YOUR GOAL: Reproduce the material exactly, omitting nothing.

***** MATERIAL PROVIDED *****

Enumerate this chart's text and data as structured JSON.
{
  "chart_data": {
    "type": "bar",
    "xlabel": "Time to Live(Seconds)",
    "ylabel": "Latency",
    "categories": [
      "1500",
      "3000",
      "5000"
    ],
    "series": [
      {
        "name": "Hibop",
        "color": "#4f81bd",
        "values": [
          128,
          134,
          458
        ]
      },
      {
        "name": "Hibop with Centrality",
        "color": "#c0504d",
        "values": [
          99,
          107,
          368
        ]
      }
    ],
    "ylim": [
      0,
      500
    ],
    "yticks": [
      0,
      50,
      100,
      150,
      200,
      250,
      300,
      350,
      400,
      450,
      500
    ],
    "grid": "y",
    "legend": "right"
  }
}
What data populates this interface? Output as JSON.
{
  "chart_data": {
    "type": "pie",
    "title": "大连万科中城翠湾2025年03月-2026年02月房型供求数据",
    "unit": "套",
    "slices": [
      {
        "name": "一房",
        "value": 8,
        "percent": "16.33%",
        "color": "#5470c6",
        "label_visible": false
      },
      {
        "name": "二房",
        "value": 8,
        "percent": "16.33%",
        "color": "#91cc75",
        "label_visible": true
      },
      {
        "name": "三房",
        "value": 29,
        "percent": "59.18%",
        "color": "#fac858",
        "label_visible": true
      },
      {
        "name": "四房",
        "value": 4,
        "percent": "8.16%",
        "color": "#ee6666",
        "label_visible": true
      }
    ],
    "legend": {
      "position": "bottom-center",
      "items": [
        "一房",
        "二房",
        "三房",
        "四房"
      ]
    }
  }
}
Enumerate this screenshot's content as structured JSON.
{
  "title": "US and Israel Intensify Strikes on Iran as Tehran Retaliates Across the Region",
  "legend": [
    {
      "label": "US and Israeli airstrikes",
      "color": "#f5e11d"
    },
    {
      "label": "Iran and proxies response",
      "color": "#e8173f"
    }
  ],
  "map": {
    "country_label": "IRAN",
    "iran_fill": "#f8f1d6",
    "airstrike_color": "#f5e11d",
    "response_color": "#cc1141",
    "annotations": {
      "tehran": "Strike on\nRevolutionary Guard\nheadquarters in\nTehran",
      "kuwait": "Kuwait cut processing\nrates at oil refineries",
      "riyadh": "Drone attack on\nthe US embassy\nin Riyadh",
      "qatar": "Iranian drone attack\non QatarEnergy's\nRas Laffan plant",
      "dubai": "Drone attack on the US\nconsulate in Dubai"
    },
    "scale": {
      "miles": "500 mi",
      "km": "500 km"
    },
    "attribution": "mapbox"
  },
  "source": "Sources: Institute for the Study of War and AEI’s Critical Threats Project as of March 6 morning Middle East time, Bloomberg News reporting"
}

*****

SOLUTION FOR THIS PROBLEM:
Enumerate this chart's text and data as structured JSON.
{
  "chart_data": {
    "type": "bar",
    "xlabel": "Time to Live(Seconds)",
    "ylabel": "Latency",
    "categories": [
      "1500",
      "3000",
      "5000"
    ],
    "series": [
      {
        "name": "Hibop",
        "color": "#4f81bd",
        "values": [
          128,
          134,
          458
        ]
      },
      {
        "name": "Hibop with Centrality",
        "color": "#c0504d",
        "values": [
          99,
          107,
          368
        ]
      }
    ],
    "ylim": [
      0,
      500
    ],
    "yticks": [
      0,
      50,
      100,
      150,
      200,
      250,
      300,
      350,
      400,
      450,
      500
    ],
    "grid": "y",
    "legend": "right"
  }
}
What data populates this interface? Output as JSON.
{
  "chart_data": {
    "type": "pie",
    "title": "大连万科中城翠湾2025年03月-2026年02月房型供求数据",
    "unit": "套",
    "slices": [
      {
        "name": "一房",
        "value": 8,
        "percent": "16.33%",
        "color": "#5470c6",
        "label_visible": false
      },
      {
        "name": "二房",
        "value": 8,
        "percent": "16.33%",
        "color": "#91cc75",
        "label_visible": true
      },
      {
        "name": "三房",
        "value": 29,
        "percent": "59.18%",
        "color": "#fac858",
        "label_visible": true
      },
      {
        "name": "四房",
        "value": 4,
        "percent": "8.16%",
        "color": "#ee6666",
        "label_visible": true
      }
    ],
    "legend": {
      "position": "bottom-center",
      "items": [
        "一房",
        "二房",
        "三房",
        "四房"
      ]
    }
  }
}
Enumerate this screenshot's content as structured JSON.
{
  "title": "US and Israel Intensify Strikes on Iran as Tehran Retaliates Across the Region",
  "legend": [
    {
      "label": "US and Israeli airstrikes",
      "color": "#f5e11d"
    },
    {
      "label": "Iran and proxies response",
      "color": "#e8173f"
    }
  ],
  "map": {
    "country_label": "IRAN",
    "iran_fill": "#f8f1d6",
    "airstrike_color": "#f5e11d",
    "response_color": "#cc1141",
    "annotations": {
      "tehran": "Strike on\nRevolutionary Guard\nheadquarters in\nTehran",
      "kuwait": "Kuwait cut processing\nrates at oil refineries",
      "riyadh": "Drone attack on\nthe US embassy\nin Riyadh",
      "qatar": "Iranian drone attack\non QatarEnergy's\nRas Laffan plant",
      "dubai": "Drone attack on the US\nconsulate in Dubai"
    },
    "scale": {
      "miles": "500 mi",
      "km": "500 km"
    },
    "attribution": "mapbox"
  },
  "source": "Sources: Institute for the Study of War and AEI’s Critical Threats Project as of March 6 morning Middle East time, Bloomberg News reporting"
}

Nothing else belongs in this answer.